**RECORDED INFORMATION**
-.-.-

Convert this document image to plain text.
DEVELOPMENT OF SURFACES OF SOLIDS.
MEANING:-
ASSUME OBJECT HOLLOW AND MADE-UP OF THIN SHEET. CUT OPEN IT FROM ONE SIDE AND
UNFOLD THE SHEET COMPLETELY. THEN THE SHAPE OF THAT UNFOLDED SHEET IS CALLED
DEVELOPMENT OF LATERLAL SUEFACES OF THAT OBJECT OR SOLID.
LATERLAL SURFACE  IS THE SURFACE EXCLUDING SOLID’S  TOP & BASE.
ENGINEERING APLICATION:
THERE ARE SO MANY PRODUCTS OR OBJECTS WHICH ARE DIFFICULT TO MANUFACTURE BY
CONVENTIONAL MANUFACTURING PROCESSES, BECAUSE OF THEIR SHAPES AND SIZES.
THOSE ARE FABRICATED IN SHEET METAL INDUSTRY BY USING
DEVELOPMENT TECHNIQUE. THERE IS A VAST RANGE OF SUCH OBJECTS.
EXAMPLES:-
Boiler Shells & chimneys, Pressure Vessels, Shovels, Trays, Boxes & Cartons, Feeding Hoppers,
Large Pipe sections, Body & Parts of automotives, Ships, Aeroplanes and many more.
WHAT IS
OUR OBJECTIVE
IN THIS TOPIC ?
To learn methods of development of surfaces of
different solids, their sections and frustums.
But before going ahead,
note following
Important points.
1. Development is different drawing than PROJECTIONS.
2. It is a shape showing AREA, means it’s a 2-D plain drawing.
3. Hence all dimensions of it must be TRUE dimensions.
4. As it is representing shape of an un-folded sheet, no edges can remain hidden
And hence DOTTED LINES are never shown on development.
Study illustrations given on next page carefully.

-.-.-

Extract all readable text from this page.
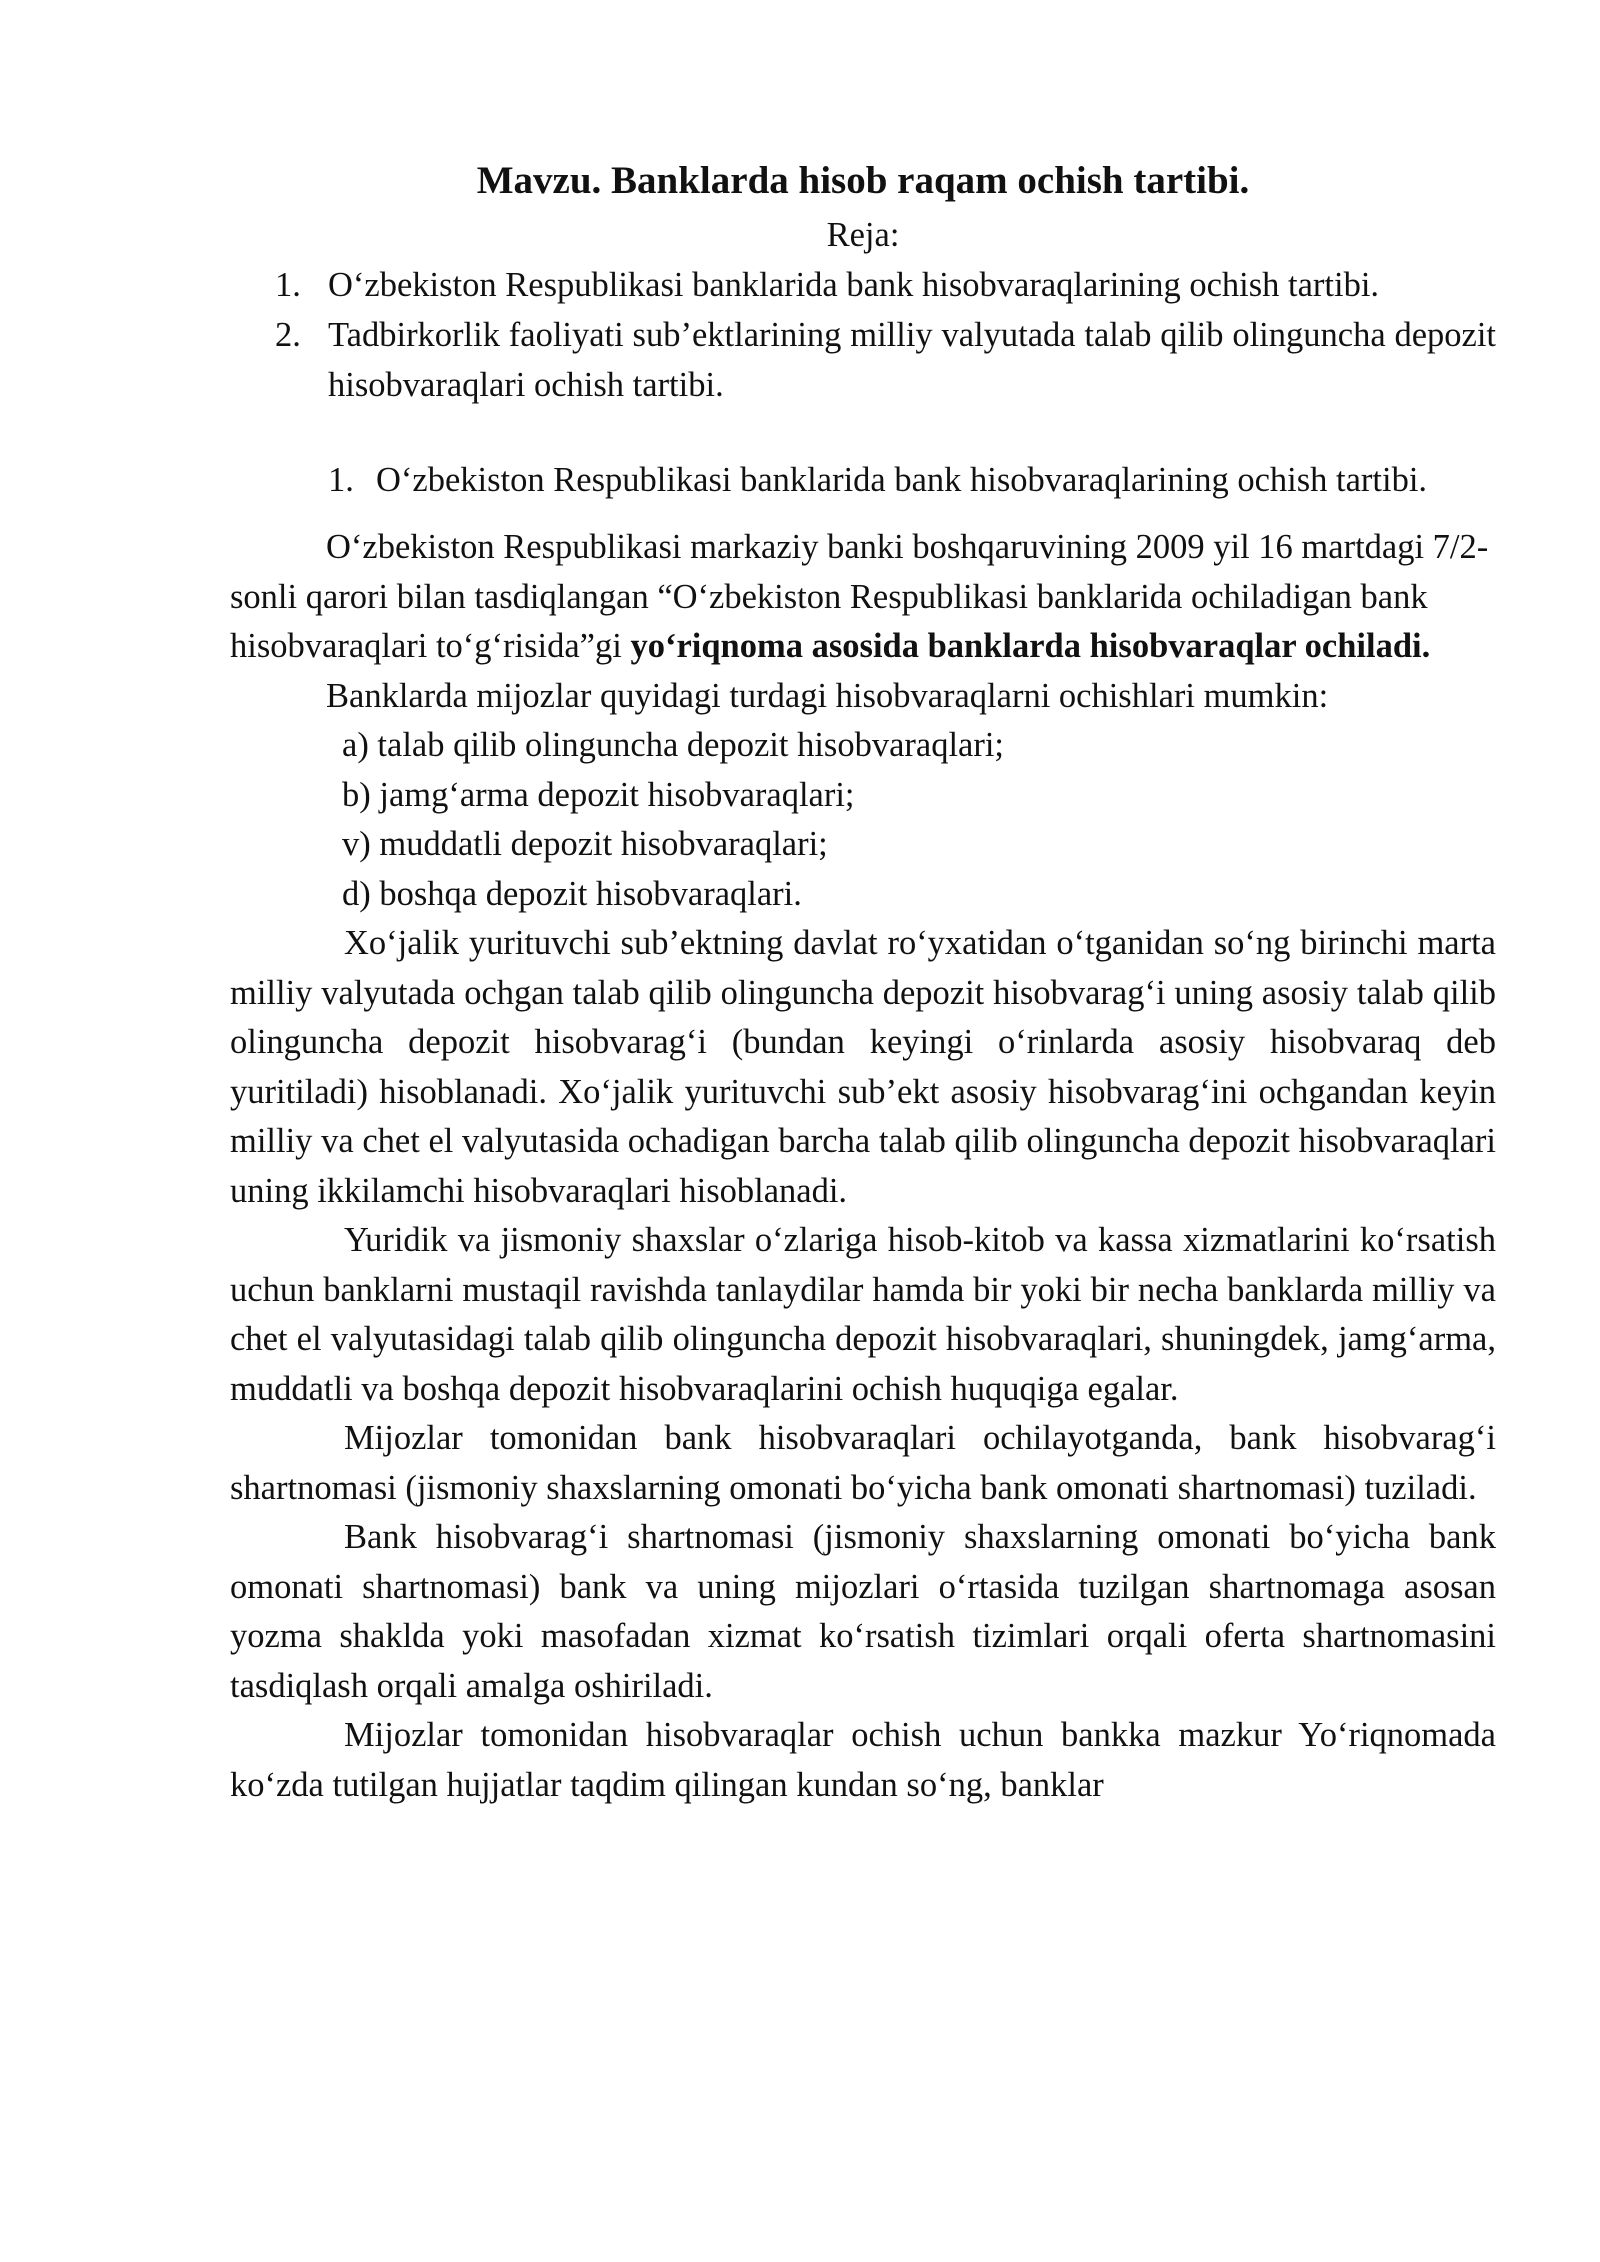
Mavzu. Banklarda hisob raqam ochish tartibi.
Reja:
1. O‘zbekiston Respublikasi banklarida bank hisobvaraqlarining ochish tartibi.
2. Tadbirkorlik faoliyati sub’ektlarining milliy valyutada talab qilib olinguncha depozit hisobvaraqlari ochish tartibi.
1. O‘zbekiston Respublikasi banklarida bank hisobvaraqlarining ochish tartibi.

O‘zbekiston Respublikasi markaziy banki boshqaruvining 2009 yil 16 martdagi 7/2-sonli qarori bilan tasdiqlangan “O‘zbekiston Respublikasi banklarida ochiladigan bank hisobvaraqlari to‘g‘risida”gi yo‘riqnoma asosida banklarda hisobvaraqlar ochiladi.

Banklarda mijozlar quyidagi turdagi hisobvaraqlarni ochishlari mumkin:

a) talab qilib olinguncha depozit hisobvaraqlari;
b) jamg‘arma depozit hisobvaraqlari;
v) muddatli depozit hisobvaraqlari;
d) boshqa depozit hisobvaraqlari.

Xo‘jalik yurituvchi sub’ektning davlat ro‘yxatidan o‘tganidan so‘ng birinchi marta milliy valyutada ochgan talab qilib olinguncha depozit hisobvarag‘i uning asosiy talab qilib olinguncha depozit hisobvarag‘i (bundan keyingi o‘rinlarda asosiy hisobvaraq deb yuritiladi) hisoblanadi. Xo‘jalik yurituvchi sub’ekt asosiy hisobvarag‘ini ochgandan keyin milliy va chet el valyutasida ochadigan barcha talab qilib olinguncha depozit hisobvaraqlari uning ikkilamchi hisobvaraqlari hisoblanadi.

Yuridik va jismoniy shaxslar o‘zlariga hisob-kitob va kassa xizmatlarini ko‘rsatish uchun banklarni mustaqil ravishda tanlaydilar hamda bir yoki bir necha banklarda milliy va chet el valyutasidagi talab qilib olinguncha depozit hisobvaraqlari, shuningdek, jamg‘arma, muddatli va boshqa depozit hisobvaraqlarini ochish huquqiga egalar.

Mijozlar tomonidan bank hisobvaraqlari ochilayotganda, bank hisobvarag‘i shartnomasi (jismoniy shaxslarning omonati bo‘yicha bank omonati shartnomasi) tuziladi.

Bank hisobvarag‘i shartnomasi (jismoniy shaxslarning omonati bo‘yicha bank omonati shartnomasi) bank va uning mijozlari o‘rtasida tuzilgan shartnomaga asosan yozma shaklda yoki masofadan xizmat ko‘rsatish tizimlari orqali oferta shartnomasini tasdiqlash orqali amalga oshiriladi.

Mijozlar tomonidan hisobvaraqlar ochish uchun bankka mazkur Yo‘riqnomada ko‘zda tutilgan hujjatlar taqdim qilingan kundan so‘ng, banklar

-.-.-

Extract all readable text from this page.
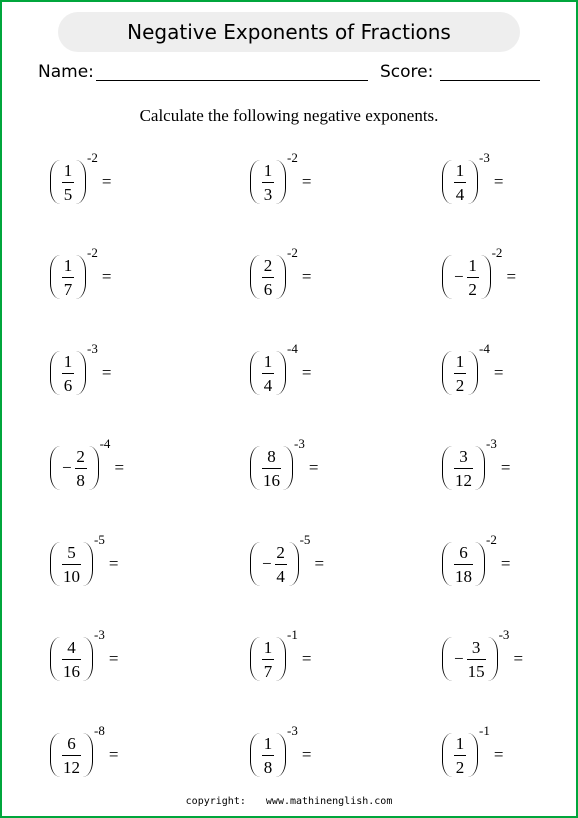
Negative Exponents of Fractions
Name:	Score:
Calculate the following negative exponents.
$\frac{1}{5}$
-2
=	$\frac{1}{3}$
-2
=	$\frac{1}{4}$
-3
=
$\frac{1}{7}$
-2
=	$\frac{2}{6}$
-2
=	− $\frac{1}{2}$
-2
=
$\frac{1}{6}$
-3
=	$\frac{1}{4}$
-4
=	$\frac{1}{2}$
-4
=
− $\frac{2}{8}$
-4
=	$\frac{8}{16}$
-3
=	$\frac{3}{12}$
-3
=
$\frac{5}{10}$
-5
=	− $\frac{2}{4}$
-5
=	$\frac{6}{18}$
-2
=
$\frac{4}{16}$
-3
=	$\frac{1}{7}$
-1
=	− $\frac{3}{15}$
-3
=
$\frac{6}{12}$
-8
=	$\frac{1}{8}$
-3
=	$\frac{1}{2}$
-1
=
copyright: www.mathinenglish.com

-.-.-

**SHORT TASK**
Copy out each line of the material that holds the word "yoki".

**SOLUTION TO THIS EXERCISE**
Yuridik va jismoniy shaxslar o‘zlariga hisob-kitob va kassa xizmatlarini ko‘rsatish uchun banklarni mustaqil ravishda tanlaydilar hamda bir yoki bir necha banklarda milliy va chet el valyutasidagi talab qilib olinguncha depozit hisobvaraqlari, shuningdek, jamg‘arma, muddatli va boshqa depozit hisobvaraqlarini ochish huquqiga egalar.
Bank hisobvarag‘i shartnomasi (jismoniy shaxslarning omonati bo‘yicha bank omonati shartnomasi) bank va uning mijozlari o‘rtasida tuzilgan shartnomaga asosan yozma shaklda yoki masofadan xizmat ko‘rsatish tizimlari orqali oferta shartnomasini tasdiqlash orqali amalga oshiriladi.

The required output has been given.